**** Task data
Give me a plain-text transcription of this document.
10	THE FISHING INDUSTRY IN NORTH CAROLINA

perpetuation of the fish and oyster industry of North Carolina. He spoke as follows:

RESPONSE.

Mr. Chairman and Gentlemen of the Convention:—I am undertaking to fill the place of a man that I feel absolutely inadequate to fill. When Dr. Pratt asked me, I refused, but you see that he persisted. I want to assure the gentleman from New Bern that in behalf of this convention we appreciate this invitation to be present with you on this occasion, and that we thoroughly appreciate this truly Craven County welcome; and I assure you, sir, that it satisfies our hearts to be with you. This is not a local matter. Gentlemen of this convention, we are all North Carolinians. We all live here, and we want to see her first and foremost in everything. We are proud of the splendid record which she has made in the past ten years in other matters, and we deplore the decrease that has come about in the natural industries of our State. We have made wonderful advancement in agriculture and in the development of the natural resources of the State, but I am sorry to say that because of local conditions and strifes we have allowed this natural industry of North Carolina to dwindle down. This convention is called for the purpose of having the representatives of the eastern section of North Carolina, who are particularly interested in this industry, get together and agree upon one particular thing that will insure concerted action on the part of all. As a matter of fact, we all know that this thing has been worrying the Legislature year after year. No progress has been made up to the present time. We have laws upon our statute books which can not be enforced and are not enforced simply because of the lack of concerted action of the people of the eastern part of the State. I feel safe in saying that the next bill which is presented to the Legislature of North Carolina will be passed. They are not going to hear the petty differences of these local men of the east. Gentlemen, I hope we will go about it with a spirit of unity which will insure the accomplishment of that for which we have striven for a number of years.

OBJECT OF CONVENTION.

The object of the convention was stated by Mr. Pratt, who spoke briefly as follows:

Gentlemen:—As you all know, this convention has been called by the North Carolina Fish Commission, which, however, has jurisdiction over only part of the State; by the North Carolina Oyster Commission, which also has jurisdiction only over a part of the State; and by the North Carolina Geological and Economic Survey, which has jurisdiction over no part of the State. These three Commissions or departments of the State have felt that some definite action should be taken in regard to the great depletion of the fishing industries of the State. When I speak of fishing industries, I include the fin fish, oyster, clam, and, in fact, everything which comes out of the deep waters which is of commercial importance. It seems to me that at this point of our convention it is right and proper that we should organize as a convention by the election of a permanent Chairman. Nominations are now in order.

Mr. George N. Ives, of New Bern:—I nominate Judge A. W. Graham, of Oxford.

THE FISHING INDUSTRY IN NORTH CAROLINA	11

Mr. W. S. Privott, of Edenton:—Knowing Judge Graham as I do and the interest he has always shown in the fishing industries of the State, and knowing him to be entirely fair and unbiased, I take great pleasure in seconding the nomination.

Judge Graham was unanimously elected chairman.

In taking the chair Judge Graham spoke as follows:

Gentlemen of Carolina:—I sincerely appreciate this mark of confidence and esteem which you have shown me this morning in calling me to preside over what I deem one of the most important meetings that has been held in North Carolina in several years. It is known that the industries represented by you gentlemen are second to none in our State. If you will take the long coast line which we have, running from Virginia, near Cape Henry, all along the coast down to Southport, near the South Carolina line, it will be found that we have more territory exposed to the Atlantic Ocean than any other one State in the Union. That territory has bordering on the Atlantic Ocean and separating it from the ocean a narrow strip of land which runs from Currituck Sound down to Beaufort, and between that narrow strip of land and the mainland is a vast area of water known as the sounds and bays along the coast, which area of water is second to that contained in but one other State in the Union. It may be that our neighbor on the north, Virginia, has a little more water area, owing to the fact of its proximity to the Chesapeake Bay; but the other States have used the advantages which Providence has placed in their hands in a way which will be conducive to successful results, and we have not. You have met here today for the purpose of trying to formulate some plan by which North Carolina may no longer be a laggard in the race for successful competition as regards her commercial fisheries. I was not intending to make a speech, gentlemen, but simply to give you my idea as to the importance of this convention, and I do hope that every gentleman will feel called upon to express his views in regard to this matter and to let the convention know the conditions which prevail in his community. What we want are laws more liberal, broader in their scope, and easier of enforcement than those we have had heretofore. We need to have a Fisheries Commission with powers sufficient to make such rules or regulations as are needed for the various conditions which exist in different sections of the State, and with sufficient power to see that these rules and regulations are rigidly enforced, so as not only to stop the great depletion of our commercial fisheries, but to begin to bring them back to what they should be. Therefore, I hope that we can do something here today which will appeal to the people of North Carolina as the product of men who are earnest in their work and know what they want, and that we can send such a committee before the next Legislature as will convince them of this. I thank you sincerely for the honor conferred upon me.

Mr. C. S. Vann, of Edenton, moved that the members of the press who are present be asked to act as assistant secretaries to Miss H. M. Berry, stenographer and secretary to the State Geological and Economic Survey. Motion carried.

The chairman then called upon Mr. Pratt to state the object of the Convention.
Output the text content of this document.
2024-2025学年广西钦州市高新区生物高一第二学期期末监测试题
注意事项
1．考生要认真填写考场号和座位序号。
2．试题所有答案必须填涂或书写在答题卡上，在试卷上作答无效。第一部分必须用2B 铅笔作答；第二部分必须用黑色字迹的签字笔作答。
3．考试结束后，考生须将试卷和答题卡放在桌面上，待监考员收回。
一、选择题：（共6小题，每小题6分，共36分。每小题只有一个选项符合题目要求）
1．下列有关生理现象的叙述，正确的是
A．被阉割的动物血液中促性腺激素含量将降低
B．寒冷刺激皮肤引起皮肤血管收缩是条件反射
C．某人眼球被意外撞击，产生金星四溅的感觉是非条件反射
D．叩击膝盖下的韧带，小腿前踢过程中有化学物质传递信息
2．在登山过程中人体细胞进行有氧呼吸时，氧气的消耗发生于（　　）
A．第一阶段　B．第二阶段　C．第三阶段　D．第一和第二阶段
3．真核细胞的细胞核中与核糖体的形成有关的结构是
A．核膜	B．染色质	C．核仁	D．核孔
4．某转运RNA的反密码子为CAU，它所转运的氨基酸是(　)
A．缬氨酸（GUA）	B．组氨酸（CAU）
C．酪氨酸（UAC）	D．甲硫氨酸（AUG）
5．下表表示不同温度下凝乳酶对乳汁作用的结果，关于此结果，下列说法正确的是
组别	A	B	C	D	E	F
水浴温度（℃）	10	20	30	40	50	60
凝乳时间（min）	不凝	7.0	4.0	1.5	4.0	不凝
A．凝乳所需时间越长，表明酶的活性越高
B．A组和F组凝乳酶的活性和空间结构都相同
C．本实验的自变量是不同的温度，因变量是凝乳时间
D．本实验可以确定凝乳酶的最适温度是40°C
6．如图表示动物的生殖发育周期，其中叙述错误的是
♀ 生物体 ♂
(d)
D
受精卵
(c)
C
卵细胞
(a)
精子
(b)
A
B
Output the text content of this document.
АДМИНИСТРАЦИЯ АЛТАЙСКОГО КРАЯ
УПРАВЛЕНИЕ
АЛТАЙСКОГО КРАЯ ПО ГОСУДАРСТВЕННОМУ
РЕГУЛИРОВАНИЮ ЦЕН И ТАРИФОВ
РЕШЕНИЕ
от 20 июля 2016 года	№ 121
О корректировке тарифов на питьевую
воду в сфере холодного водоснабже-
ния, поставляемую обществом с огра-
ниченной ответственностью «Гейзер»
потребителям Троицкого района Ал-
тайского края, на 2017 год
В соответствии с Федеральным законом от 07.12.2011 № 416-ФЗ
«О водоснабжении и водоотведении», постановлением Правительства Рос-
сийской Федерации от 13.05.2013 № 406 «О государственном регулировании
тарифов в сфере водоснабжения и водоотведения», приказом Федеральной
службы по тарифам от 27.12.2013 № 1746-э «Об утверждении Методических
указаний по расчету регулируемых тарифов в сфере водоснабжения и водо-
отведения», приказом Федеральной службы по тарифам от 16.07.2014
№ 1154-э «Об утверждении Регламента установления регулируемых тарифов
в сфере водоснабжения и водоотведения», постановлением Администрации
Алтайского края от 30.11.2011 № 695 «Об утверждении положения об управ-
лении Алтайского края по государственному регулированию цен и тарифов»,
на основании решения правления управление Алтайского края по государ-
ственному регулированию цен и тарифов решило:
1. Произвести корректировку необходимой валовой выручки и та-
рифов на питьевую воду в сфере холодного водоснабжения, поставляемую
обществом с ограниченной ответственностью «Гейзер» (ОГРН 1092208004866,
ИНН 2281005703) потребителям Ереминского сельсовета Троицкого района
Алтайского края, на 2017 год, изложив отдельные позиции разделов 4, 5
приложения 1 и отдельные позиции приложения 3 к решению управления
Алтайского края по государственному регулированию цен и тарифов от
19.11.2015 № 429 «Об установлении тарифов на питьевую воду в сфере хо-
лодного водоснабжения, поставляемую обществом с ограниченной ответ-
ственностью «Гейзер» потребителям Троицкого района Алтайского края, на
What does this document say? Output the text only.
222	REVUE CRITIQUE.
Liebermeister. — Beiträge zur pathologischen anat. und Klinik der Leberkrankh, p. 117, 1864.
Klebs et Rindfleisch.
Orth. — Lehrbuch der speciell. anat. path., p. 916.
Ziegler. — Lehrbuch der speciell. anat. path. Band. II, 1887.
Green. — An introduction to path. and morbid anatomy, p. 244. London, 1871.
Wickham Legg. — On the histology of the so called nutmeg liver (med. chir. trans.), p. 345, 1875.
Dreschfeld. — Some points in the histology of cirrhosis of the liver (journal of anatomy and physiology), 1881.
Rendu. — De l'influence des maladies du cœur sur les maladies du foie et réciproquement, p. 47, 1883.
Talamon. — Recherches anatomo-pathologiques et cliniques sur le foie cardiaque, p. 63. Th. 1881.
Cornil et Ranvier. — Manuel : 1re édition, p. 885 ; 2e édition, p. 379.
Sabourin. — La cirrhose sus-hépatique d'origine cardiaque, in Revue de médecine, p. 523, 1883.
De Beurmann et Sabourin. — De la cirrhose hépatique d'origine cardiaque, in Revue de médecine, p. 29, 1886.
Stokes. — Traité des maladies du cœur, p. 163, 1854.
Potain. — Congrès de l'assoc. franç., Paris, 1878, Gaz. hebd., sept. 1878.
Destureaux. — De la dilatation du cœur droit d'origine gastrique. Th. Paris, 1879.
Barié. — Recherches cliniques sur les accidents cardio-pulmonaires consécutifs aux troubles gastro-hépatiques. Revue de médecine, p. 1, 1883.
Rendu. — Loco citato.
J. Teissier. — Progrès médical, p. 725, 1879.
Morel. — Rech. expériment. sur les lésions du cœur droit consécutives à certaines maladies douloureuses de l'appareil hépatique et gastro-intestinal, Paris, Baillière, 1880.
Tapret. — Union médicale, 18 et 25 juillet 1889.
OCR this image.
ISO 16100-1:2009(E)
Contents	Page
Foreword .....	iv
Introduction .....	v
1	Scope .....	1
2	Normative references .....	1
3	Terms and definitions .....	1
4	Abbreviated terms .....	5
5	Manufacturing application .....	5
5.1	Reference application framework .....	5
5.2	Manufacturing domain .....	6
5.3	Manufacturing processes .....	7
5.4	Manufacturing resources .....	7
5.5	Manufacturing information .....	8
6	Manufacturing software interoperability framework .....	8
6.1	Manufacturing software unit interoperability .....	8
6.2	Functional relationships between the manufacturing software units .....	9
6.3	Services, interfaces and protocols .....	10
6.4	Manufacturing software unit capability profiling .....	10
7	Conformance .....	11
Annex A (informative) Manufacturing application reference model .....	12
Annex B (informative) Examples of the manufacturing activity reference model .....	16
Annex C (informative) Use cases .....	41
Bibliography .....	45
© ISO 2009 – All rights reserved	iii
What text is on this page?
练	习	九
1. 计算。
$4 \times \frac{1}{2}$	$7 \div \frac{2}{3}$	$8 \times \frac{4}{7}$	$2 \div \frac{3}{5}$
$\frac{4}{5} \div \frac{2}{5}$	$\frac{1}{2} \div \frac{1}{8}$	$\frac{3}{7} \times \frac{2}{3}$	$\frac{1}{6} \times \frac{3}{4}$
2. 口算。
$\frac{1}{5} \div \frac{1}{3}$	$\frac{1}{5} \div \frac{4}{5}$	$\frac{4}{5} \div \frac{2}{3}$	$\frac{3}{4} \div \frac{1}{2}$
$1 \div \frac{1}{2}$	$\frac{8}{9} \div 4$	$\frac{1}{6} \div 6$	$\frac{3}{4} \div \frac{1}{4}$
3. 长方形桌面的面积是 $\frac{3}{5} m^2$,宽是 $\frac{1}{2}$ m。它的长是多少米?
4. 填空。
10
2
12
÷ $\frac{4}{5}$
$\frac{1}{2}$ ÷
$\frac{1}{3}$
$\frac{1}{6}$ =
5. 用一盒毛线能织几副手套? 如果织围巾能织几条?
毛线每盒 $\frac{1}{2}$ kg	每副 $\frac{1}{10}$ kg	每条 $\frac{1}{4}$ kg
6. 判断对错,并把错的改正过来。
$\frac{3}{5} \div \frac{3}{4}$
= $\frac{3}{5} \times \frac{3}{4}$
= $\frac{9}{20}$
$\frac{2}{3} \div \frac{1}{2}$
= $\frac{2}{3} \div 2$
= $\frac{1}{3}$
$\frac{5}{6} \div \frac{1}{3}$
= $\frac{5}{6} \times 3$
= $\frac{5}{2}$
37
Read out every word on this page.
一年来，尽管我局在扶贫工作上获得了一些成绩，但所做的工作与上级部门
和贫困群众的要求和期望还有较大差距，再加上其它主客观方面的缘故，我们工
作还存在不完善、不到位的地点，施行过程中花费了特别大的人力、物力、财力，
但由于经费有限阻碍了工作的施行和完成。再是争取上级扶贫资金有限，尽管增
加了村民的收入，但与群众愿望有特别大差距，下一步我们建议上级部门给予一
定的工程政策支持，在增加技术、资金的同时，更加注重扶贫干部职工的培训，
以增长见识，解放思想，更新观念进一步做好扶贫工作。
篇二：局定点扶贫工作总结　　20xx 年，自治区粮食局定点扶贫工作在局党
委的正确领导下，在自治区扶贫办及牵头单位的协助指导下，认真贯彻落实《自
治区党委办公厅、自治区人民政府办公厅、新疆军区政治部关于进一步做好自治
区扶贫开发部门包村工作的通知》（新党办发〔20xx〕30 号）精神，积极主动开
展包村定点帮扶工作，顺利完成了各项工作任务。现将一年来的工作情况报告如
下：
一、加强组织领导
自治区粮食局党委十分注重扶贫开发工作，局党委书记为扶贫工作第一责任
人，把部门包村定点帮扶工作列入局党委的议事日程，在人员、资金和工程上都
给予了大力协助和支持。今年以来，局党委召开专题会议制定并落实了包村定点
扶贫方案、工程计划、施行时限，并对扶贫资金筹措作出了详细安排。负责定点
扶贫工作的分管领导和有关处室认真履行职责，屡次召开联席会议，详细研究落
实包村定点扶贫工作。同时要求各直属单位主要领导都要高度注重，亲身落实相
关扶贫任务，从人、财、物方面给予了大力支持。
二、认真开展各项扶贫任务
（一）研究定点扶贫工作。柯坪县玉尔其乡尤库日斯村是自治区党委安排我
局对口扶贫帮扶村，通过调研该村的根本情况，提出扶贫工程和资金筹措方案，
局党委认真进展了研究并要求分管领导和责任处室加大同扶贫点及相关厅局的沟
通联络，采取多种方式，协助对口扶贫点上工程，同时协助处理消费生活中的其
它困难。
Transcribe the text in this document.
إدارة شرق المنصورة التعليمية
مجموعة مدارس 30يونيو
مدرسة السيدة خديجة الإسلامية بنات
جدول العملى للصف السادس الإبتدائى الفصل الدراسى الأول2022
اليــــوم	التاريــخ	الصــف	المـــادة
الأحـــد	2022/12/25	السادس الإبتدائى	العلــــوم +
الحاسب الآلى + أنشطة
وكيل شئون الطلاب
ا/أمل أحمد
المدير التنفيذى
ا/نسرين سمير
********
Extract the closing run of lines, starting with the one containing "Transcribe the text in this document." and ending at the last, exactly as written.

Transcribe the text in this document.
إدارة شرق المنصورة التعليمية
مجموعة مدارس 30يونيو
مدرسة السيدة خديجة الإسلامية بنات
جدول العملى للصف السادس الإبتدائى الفصل الدراسى الأول2022
اليــــوم	التاريــخ	الصــف	المـــادة
الأحـــد	2022/12/25	السادس الإبتدائى	العلــــوم +
الحاسب الآلى + أنشطة
وكيل شئون الطلاب
ا/أمل أحمد
المدير التنفيذى
ا/نسرين سمير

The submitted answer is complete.